╭─ Exercise inputs
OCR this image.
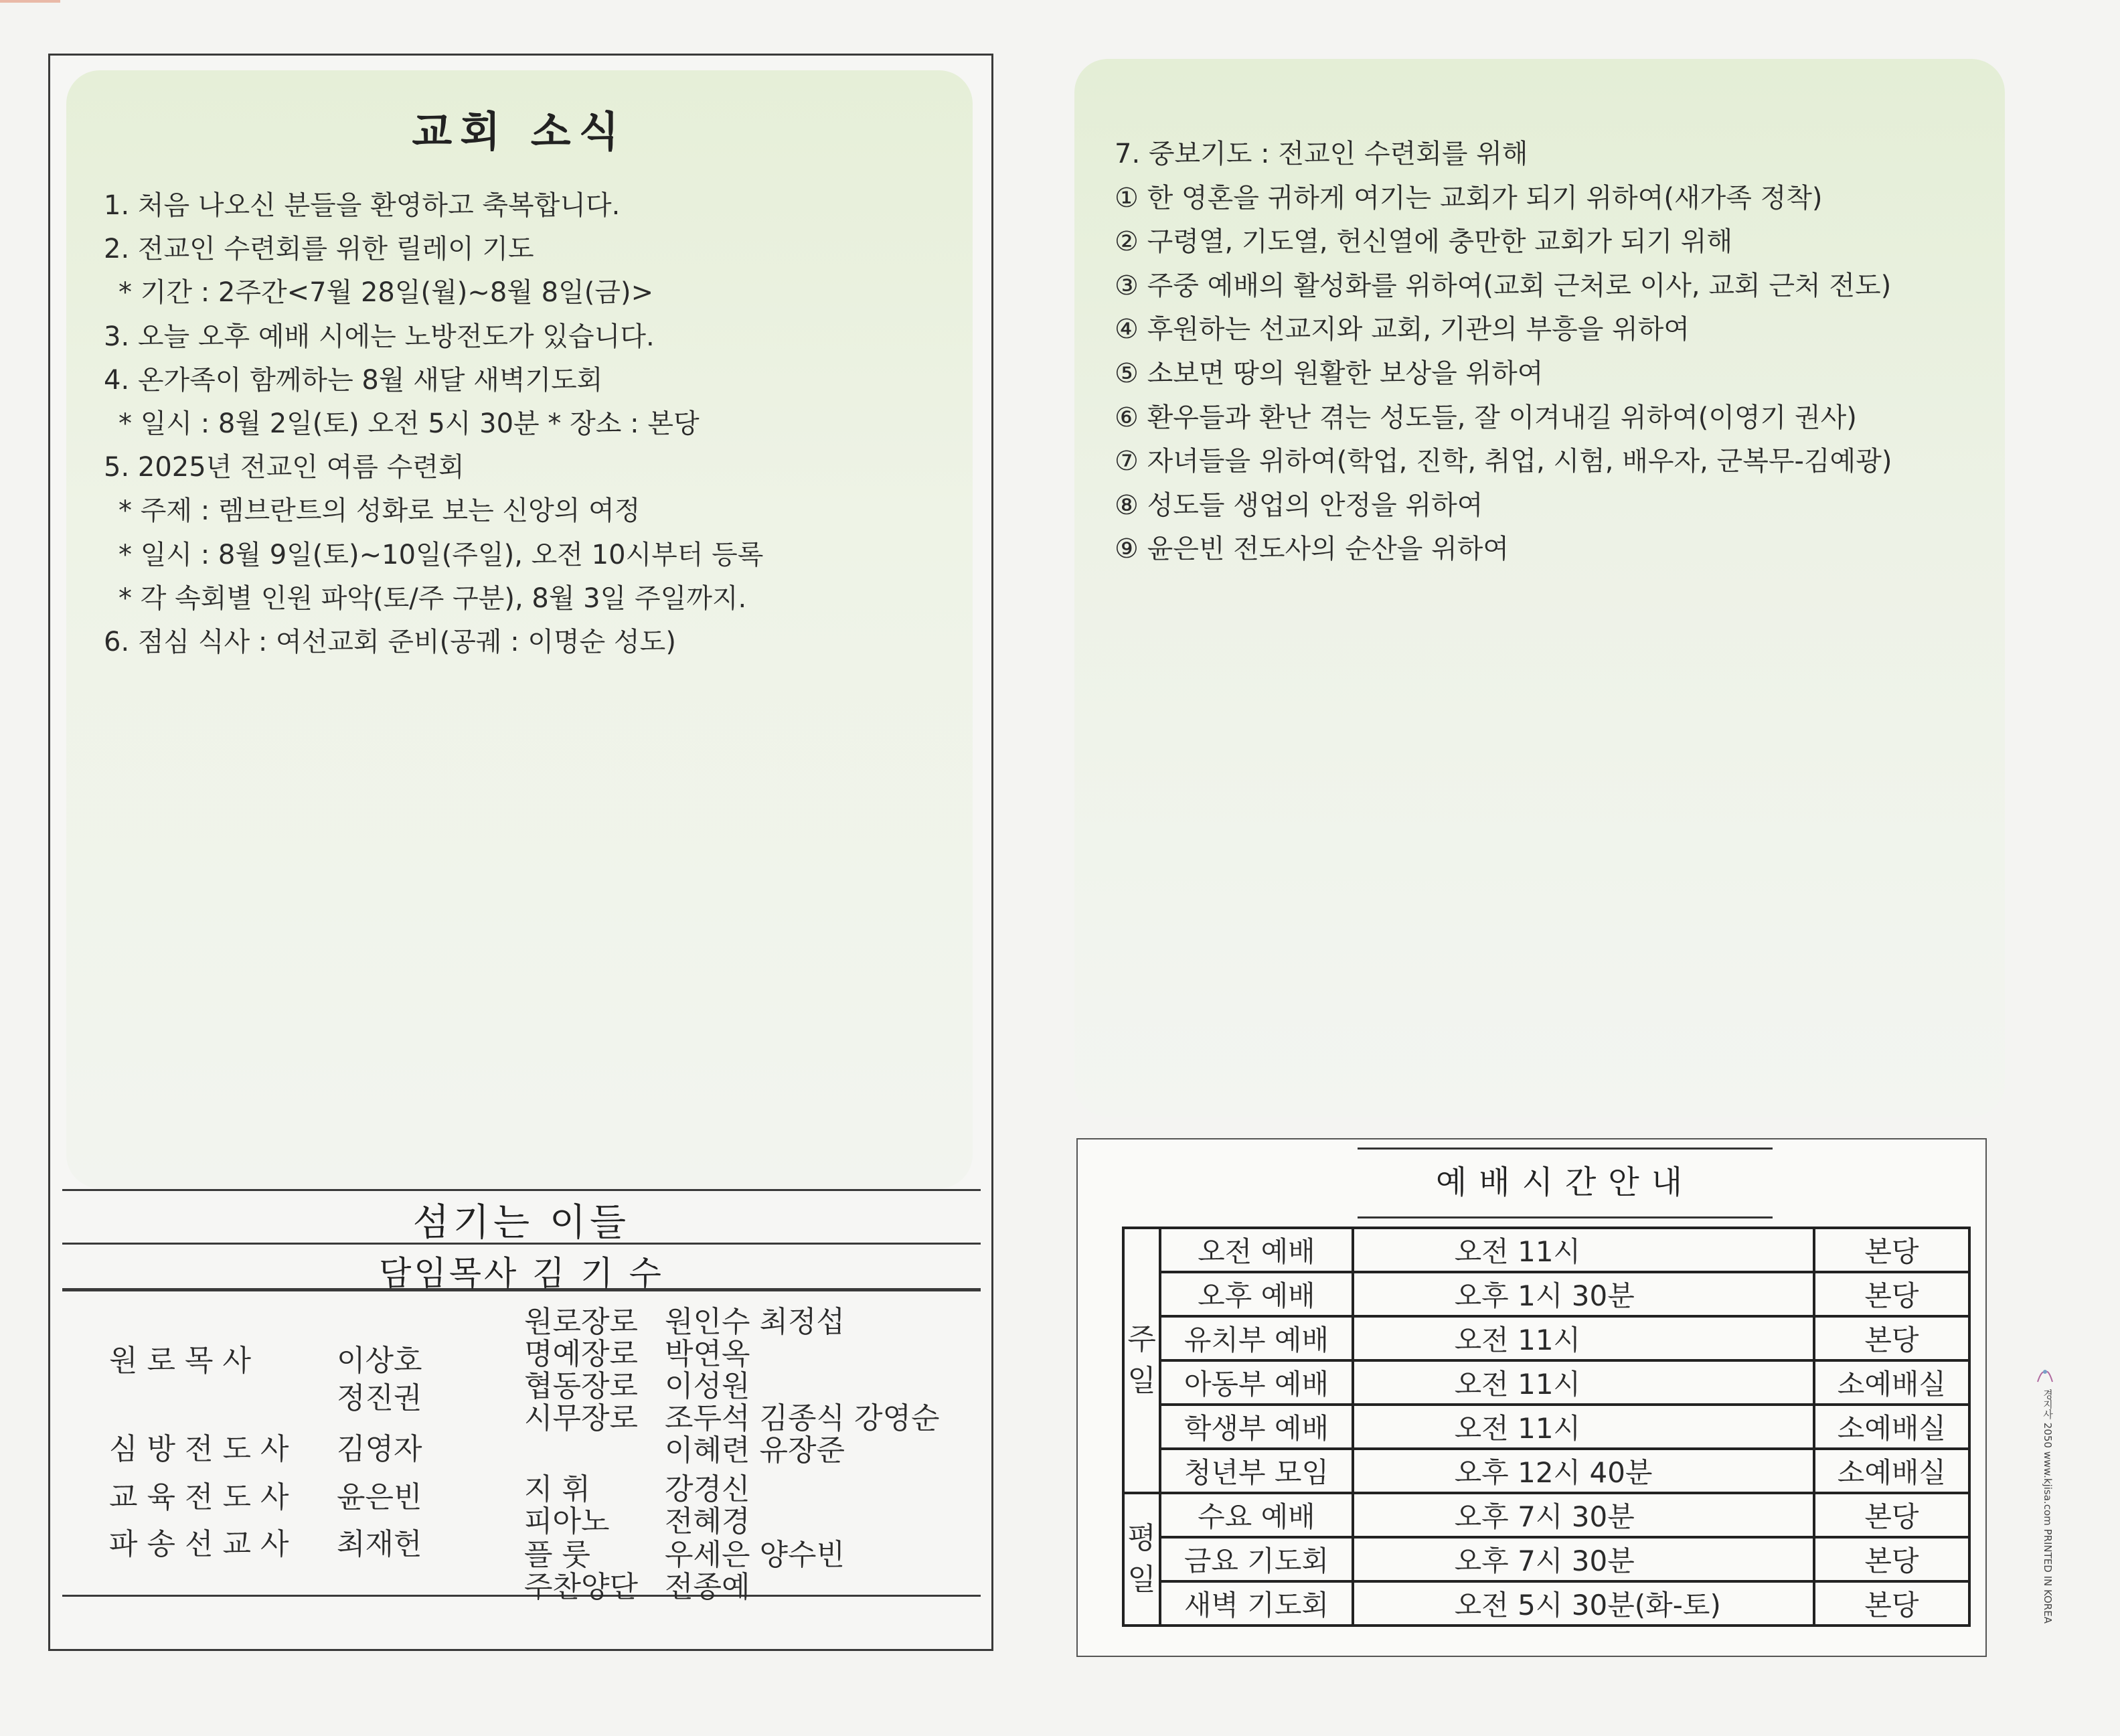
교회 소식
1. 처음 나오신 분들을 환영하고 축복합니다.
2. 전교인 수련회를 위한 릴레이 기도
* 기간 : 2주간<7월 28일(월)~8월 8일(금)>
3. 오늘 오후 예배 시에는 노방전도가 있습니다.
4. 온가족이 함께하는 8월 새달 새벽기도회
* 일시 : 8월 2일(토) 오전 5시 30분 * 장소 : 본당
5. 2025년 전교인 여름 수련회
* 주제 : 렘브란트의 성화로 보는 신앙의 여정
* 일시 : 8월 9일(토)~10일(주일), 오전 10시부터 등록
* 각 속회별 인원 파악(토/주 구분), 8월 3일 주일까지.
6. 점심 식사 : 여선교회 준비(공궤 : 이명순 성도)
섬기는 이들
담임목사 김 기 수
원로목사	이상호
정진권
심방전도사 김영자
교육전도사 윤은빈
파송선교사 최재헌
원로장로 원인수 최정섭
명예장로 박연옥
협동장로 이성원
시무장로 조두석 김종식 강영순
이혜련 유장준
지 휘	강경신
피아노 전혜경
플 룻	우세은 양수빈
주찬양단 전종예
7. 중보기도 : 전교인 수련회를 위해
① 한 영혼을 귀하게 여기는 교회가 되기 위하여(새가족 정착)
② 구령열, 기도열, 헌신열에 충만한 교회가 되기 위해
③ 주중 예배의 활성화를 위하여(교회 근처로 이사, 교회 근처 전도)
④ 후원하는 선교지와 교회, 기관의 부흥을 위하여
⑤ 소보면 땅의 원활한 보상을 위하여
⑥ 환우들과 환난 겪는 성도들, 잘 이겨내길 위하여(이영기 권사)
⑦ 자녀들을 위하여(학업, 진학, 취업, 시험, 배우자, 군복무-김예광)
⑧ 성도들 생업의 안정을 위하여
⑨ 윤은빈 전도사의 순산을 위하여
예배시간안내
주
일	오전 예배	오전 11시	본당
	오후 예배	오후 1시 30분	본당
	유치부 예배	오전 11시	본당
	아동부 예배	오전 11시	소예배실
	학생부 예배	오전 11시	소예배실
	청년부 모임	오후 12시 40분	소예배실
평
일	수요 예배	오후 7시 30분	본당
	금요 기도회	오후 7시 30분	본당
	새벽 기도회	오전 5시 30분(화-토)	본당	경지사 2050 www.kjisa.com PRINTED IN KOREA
╰─
╭─ Exercise inputs
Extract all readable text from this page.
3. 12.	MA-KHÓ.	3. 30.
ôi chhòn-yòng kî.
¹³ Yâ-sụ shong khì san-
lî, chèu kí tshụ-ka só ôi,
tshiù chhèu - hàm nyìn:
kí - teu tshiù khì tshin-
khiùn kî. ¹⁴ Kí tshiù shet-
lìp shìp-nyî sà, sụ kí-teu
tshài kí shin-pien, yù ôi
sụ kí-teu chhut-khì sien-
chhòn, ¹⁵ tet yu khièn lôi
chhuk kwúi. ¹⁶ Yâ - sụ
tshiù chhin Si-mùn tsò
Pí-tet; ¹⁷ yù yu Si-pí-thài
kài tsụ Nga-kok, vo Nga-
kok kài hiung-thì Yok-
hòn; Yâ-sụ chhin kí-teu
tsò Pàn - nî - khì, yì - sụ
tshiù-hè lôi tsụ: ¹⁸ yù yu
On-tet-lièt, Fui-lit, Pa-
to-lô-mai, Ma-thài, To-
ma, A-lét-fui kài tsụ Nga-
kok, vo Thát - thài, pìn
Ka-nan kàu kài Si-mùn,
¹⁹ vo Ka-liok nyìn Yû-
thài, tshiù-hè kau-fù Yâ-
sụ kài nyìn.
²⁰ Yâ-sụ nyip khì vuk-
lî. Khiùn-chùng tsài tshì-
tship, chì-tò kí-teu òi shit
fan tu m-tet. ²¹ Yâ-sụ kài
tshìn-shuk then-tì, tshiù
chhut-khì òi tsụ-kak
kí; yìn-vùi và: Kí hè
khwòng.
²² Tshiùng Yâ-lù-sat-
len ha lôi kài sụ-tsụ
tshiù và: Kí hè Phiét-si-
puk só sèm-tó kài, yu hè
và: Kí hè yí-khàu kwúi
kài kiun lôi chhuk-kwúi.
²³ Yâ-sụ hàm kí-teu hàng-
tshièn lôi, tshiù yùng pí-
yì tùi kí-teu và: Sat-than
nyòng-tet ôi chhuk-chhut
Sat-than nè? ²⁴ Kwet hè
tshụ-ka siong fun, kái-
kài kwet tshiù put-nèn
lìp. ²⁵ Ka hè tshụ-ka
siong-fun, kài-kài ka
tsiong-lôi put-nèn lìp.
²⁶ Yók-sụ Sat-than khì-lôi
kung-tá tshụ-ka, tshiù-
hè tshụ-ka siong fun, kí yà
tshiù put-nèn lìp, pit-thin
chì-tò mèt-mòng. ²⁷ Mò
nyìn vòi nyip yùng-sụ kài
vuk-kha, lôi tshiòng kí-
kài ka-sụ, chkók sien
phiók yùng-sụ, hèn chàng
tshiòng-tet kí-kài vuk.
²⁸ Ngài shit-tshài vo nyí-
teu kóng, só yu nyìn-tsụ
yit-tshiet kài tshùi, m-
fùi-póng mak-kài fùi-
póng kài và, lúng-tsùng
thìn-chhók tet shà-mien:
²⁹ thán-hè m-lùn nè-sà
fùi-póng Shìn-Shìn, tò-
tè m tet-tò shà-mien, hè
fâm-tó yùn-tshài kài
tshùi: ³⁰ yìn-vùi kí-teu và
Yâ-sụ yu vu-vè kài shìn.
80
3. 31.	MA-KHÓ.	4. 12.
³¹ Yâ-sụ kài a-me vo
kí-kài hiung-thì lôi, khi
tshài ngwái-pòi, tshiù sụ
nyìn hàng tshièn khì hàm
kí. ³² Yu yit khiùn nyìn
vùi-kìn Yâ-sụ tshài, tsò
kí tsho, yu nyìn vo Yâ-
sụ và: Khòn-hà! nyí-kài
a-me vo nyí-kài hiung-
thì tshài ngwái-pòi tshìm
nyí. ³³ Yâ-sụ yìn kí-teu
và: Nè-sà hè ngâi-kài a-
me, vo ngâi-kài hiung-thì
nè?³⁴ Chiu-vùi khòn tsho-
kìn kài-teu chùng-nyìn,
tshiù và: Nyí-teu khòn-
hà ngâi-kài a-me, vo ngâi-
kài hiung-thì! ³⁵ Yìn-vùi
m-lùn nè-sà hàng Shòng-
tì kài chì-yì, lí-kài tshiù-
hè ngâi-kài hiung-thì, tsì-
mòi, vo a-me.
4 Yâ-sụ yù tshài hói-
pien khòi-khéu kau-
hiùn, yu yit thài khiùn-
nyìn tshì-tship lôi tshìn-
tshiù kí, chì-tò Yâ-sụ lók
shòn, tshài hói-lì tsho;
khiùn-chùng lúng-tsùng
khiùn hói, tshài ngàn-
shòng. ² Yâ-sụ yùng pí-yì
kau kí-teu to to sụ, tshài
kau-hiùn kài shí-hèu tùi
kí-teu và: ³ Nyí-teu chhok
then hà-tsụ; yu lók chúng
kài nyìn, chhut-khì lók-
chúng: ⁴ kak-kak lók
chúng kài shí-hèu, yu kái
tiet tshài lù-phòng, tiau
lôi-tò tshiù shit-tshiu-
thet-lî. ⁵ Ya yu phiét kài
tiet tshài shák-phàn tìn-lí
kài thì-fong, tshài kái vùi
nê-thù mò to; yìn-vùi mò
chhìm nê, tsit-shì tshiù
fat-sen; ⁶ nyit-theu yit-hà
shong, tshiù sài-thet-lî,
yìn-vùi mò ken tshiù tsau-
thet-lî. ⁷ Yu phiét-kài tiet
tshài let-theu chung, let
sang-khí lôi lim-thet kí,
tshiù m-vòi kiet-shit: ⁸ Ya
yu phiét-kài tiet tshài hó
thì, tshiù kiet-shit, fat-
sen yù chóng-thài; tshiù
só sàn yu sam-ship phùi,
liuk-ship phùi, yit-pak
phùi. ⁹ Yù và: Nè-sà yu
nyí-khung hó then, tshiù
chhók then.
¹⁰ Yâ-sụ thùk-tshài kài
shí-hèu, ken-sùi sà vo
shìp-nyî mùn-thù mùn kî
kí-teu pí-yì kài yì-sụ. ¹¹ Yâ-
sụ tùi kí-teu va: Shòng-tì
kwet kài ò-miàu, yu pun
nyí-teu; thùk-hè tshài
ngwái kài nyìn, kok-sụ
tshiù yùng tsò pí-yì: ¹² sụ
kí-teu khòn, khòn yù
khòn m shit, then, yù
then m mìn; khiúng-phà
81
╰─
• [The request]: Search the lines above for the string "shong", then show every one that has it.

• [Exercise result]:
¹³ Yâ-sụ shong khì san-
shong, tshiù sài-thet-lî,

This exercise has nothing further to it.